Data extract>
- - - -

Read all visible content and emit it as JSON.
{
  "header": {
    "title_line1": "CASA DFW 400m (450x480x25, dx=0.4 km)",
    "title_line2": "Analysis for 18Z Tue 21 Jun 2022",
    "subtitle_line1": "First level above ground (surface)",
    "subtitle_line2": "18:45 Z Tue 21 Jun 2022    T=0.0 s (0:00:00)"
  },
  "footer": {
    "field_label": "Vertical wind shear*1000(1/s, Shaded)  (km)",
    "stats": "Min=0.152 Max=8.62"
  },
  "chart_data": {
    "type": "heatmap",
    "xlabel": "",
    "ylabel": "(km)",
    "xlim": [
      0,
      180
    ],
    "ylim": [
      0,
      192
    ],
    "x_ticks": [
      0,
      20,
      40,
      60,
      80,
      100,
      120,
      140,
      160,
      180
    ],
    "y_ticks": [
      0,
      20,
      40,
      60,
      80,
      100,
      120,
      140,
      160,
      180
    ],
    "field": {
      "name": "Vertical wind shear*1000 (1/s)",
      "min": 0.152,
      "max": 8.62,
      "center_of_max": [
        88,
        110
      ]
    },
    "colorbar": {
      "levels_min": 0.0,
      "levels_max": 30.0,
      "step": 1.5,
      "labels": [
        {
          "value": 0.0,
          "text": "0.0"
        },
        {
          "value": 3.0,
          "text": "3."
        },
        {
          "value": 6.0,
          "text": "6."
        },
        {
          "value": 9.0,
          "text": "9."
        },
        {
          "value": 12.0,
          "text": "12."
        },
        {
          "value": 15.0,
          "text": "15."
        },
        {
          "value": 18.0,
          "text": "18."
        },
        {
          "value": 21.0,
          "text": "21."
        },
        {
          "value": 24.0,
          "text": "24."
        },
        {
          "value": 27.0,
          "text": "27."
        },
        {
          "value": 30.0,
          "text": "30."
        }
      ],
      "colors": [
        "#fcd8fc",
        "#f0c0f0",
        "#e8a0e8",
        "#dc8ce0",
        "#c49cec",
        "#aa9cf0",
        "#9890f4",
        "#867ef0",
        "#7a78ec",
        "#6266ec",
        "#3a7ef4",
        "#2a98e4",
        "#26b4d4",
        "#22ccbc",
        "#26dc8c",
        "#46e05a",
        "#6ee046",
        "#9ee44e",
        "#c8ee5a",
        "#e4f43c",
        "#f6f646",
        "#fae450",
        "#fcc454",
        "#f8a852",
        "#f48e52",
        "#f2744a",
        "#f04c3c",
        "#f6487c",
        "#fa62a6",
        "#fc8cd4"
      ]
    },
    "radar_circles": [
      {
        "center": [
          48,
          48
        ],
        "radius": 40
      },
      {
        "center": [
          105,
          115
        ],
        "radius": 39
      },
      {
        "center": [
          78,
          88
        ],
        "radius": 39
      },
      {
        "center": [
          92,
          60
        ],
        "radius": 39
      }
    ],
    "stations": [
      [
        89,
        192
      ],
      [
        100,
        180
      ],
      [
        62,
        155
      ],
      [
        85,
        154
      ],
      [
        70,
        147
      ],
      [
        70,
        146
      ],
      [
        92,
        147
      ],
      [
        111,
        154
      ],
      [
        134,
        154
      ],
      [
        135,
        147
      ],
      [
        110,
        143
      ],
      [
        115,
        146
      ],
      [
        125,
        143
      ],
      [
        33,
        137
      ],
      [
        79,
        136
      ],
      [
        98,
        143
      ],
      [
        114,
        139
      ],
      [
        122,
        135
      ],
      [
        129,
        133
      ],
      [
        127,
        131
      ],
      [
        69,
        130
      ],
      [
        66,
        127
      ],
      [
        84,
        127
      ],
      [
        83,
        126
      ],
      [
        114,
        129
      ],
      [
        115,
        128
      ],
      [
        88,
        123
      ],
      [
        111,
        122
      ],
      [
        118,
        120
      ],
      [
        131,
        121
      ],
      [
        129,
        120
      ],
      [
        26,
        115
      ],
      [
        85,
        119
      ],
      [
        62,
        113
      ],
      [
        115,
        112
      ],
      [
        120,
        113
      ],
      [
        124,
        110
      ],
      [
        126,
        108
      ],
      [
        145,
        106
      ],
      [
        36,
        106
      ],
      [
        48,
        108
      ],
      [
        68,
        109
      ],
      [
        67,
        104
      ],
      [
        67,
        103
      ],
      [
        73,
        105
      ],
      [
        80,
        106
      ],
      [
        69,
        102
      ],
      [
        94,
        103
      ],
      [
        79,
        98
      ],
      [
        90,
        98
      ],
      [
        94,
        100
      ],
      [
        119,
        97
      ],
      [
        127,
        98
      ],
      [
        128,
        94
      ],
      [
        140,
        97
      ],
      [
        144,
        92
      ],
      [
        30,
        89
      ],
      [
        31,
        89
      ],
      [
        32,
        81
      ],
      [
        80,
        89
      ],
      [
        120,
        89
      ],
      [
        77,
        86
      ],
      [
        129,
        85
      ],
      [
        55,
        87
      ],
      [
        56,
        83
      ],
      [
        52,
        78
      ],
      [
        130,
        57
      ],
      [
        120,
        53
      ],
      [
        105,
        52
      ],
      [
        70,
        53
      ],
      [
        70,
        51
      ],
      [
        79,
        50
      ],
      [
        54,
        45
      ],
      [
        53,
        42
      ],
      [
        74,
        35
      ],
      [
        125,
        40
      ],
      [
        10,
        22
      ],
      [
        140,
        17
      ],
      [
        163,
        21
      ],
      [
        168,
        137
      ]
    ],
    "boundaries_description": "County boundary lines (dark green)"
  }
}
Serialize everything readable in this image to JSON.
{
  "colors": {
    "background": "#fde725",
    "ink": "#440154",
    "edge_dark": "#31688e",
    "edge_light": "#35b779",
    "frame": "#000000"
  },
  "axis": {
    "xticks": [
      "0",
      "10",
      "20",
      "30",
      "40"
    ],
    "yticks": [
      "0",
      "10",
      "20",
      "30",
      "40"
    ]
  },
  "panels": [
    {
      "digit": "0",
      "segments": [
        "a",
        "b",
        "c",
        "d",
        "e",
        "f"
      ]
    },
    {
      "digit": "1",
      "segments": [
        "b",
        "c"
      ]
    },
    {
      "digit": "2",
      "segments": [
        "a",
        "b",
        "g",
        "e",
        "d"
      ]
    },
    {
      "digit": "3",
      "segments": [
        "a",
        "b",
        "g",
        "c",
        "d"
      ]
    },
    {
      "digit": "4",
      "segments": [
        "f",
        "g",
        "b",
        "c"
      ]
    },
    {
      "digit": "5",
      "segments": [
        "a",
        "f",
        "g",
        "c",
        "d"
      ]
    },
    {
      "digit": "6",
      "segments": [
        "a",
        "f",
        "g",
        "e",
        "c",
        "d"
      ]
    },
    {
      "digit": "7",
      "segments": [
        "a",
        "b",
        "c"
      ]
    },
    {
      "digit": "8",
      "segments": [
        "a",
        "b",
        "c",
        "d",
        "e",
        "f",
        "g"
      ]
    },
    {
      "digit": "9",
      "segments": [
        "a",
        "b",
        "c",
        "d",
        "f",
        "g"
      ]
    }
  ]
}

- - - -

Exercise> Produce an exact copy of every entry above.

The solution>
Read all visible content and emit it as JSON.
{
  "header": {
    "title_line1": "CASA DFW 400m (450x480x25, dx=0.4 km)",
    "title_line2": "Analysis for 18Z Tue 21 Jun 2022",
    "subtitle_line1": "First level above ground (surface)",
    "subtitle_line2": "18:45 Z Tue 21 Jun 2022    T=0.0 s (0:00:00)"
  },
  "footer": {
    "field_label": "Vertical wind shear*1000(1/s, Shaded)  (km)",
    "stats": "Min=0.152 Max=8.62"
  },
  "chart_data": {
    "type": "heatmap",
    "xlabel": "",
    "ylabel": "(km)",
    "xlim": [
      0,
      180
    ],
    "ylim": [
      0,
      192
    ],
    "x_ticks": [
      0,
      20,
      40,
      60,
      80,
      100,
      120,
      140,
      160,
      180
    ],
    "y_ticks": [
      0,
      20,
      40,
      60,
      80,
      100,
      120,
      140,
      160,
      180
    ],
    "field": {
      "name": "Vertical wind shear*1000 (1/s)",
      "min": 0.152,
      "max": 8.62,
      "center_of_max": [
        88,
        110
      ]
    },
    "colorbar": {
      "levels_min": 0.0,
      "levels_max": 30.0,
      "step": 1.5,
      "labels": [
        {
          "value": 0.0,
          "text": "0.0"
        },
        {
          "value": 3.0,
          "text": "3."
        },
        {
          "value": 6.0,
          "text": "6."
        },
        {
          "value": 9.0,
          "text": "9."
        },
        {
          "value": 12.0,
          "text": "12."
        },
        {
          "value": 15.0,
          "text": "15."
        },
        {
          "value": 18.0,
          "text": "18."
        },
        {
          "value": 21.0,
          "text": "21."
        },
        {
          "value": 24.0,
          "text": "24."
        },
        {
          "value": 27.0,
          "text": "27."
        },
        {
          "value": 30.0,
          "text": "30."
        }
      ],
      "colors": [
        "#fcd8fc",
        "#f0c0f0",
        "#e8a0e8",
        "#dc8ce0",
        "#c49cec",
        "#aa9cf0",
        "#9890f4",
        "#867ef0",
        "#7a78ec",
        "#6266ec",
        "#3a7ef4",
        "#2a98e4",
        "#26b4d4",
        "#22ccbc",
        "#26dc8c",
        "#46e05a",
        "#6ee046",
        "#9ee44e",
        "#c8ee5a",
        "#e4f43c",
        "#f6f646",
        "#fae450",
        "#fcc454",
        "#f8a852",
        "#f48e52",
        "#f2744a",
        "#f04c3c",
        "#f6487c",
        "#fa62a6",
        "#fc8cd4"
      ]
    },
    "radar_circles": [
      {
        "center": [
          48,
          48
        ],
        "radius": 40
      },
      {
        "center": [
          105,
          115
        ],
        "radius": 39
      },
      {
        "center": [
          78,
          88
        ],
        "radius": 39
      },
      {
        "center": [
          92,
          60
        ],
        "radius": 39
      }
    ],
    "stations": [
      [
        89,
        192
      ],
      [
        100,
        180
      ],
      [
        62,
        155
      ],
      [
        85,
        154
      ],
      [
        70,
        147
      ],
      [
        70,
        146
      ],
      [
        92,
        147
      ],
      [
        111,
        154
      ],
      [
        134,
        154
      ],
      [
        135,
        147
      ],
      [
        110,
        143
      ],
      [
        115,
        146
      ],
      [
        125,
        143
      ],
      [
        33,
        137
      ],
      [
        79,
        136
      ],
      [
        98,
        143
      ],
      [
        114,
        139
      ],
      [
        122,
        135
      ],
      [
        129,
        133
      ],
      [
        127,
        131
      ],
      [
        69,
        130
      ],
      [
        66,
        127
      ],
      [
        84,
        127
      ],
      [
        83,
        126
      ],
      [
        114,
        129
      ],
      [
        115,
        128
      ],
      [
        88,
        123
      ],
      [
        111,
        122
      ],
      [
        118,
        120
      ],
      [
        131,
        121
      ],
      [
        129,
        120
      ],
      [
        26,
        115
      ],
      [
        85,
        119
      ],
      [
        62,
        113
      ],
      [
        115,
        112
      ],
      [
        120,
        113
      ],
      [
        124,
        110
      ],
      [
        126,
        108
      ],
      [
        145,
        106
      ],
      [
        36,
        106
      ],
      [
        48,
        108
      ],
      [
        68,
        109
      ],
      [
        67,
        104
      ],
      [
        67,
        103
      ],
      [
        73,
        105
      ],
      [
        80,
        106
      ],
      [
        69,
        102
      ],
      [
        94,
        103
      ],
      [
        79,
        98
      ],
      [
        90,
        98
      ],
      [
        94,
        100
      ],
      [
        119,
        97
      ],
      [
        127,
        98
      ],
      [
        128,
        94
      ],
      [
        140,
        97
      ],
      [
        144,
        92
      ],
      [
        30,
        89
      ],
      [
        31,
        89
      ],
      [
        32,
        81
      ],
      [
        80,
        89
      ],
      [
        120,
        89
      ],
      [
        77,
        86
      ],
      [
        129,
        85
      ],
      [
        55,
        87
      ],
      [
        56,
        83
      ],
      [
        52,
        78
      ],
      [
        130,
        57
      ],
      [
        120,
        53
      ],
      [
        105,
        52
      ],
      [
        70,
        53
      ],
      [
        70,
        51
      ],
      [
        79,
        50
      ],
      [
        54,
        45
      ],
      [
        53,
        42
      ],
      [
        74,
        35
      ],
      [
        125,
        40
      ],
      [
        10,
        22
      ],
      [
        140,
        17
      ],
      [
        163,
        21
      ],
      [
        168,
        137
      ]
    ],
    "boundaries_description": "County boundary lines (dark green)"
  }
}
Serialize everything readable in this image to JSON.
{
  "colors": {
    "background": "#fde725",
    "ink": "#440154",
    "edge_dark": "#31688e",
    "edge_light": "#35b779",
    "frame": "#000000"
  },
  "axis": {
    "xticks": [
      "0",
      "10",
      "20",
      "30",
      "40"
    ],
    "yticks": [
      "0",
      "10",
      "20",
      "30",
      "40"
    ]
  },
  "panels": [
    {
      "digit": "0",
      "segments": [
        "a",
        "b",
        "c",
        "d",
        "e",
        "f"
      ]
    },
    {
      "digit": "1",
      "segments": [
        "b",
        "c"
      ]
    },
    {
      "digit": "2",
      "segments": [
        "a",
        "b",
        "g",
        "e",
        "d"
      ]
    },
    {
      "digit": "3",
      "segments": [
        "a",
        "b",
        "g",
        "c",
        "d"
      ]
    },
    {
      "digit": "4",
      "segments": [
        "f",
        "g",
        "b",
        "c"
      ]
    },
    {
      "digit": "5",
      "segments": [
        "a",
        "f",
        "g",
        "c",
        "d"
      ]
    },
    {
      "digit": "6",
      "segments": [
        "a",
        "f",
        "g",
        "e",
        "c",
        "d"
      ]
    },
    {
      "digit": "7",
      "segments": [
        "a",
        "b",
        "c"
      ]
    },
    {
      "digit": "8",
      "segments": [
        "a",
        "b",
        "c",
        "d",
        "e",
        "f",
        "g"
      ]
    },
    {
      "digit": "9",
      "segments": [
        "a",
        "b",
        "c",
        "d",
        "f",
        "g"
      ]
    }
  ]
}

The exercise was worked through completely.